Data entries
start
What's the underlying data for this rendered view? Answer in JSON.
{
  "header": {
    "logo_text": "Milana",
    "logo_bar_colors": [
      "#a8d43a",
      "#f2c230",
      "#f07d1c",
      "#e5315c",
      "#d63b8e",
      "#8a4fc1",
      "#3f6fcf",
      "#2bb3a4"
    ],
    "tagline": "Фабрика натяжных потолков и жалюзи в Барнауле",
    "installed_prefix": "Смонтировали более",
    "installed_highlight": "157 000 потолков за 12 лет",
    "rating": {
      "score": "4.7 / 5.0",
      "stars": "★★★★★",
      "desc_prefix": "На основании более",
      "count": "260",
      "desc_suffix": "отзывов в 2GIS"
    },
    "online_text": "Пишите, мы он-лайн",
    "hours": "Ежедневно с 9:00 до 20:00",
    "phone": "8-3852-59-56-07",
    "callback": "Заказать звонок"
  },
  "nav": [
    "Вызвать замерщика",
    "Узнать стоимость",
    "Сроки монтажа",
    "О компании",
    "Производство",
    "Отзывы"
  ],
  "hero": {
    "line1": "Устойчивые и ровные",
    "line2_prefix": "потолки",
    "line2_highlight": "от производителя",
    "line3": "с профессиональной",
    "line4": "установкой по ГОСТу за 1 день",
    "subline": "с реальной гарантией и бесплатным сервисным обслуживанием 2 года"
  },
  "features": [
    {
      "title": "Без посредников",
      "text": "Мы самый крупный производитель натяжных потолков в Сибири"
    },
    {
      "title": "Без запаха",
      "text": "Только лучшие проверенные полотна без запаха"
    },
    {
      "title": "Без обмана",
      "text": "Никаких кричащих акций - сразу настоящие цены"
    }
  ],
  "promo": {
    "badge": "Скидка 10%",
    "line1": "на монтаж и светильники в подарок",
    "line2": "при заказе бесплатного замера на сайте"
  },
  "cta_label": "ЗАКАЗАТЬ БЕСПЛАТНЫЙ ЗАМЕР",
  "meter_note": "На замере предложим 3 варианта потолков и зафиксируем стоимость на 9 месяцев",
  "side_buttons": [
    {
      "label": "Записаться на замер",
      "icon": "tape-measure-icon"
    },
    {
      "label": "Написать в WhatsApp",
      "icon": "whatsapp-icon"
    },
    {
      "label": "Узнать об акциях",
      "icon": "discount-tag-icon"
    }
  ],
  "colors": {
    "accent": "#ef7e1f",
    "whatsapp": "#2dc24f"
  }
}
end
Go through the entries and repeat each one exactly.

The completed task:
What's the underlying data for this rendered view? Answer in JSON.
{
  "header": {
    "logo_text": "Milana",
    "logo_bar_colors": [
      "#a8d43a",
      "#f2c230",
      "#f07d1c",
      "#e5315c",
      "#d63b8e",
      "#8a4fc1",
      "#3f6fcf",
      "#2bb3a4"
    ],
    "tagline": "Фабрика натяжных потолков и жалюзи в Барнауле",
    "installed_prefix": "Смонтировали более",
    "installed_highlight": "157 000 потолков за 12 лет",
    "rating": {
      "score": "4.7 / 5.0",
      "stars": "★★★★★",
      "desc_prefix": "На основании более",
      "count": "260",
      "desc_suffix": "отзывов в 2GIS"
    },
    "online_text": "Пишите, мы он-лайн",
    "hours": "Ежедневно с 9:00 до 20:00",
    "phone": "8-3852-59-56-07",
    "callback": "Заказать звонок"
  },
  "nav": [
    "Вызвать замерщика",
    "Узнать стоимость",
    "Сроки монтажа",
    "О компании",
    "Производство",
    "Отзывы"
  ],
  "hero": {
    "line1": "Устойчивые и ровные",
    "line2_prefix": "потолки",
    "line2_highlight": "от производителя",
    "line3": "с профессиональной",
    "line4": "установкой по ГОСТу за 1 день",
    "subline": "с реальной гарантией и бесплатным сервисным обслуживанием 2 года"
  },
  "features": [
    {
      "title": "Без посредников",
      "text": "Мы самый крупный производитель натяжных потолков в Сибири"
    },
    {
      "title": "Без запаха",
      "text": "Только лучшие проверенные полотна без запаха"
    },
    {
      "title": "Без обмана",
      "text": "Никаких кричащих акций - сразу настоящие цены"
    }
  ],
  "promo": {
    "badge": "Скидка 10%",
    "line1": "на монтаж и светильники в подарок",
    "line2": "при заказе бесплатного замера на сайте"
  },
  "cta_label": "ЗАКАЗАТЬ БЕСПЛАТНЫЙ ЗАМЕР",
  "meter_note": "На замере предложим 3 варианта потолков и зафиксируем стоимость на 9 месяцев",
  "side_buttons": [
    {
      "label": "Записаться на замер",
      "icon": "tape-measure-icon"
    },
    {
      "label": "Написать в WhatsApp",
      "icon": "whatsapp-icon"
    },
    {
      "label": "Узнать об акциях",
      "icon": "discount-tag-icon"
    }
  ],
  "colors": {
    "accent": "#ef7e1f",
    "whatsapp": "#2dc24f"
  }
}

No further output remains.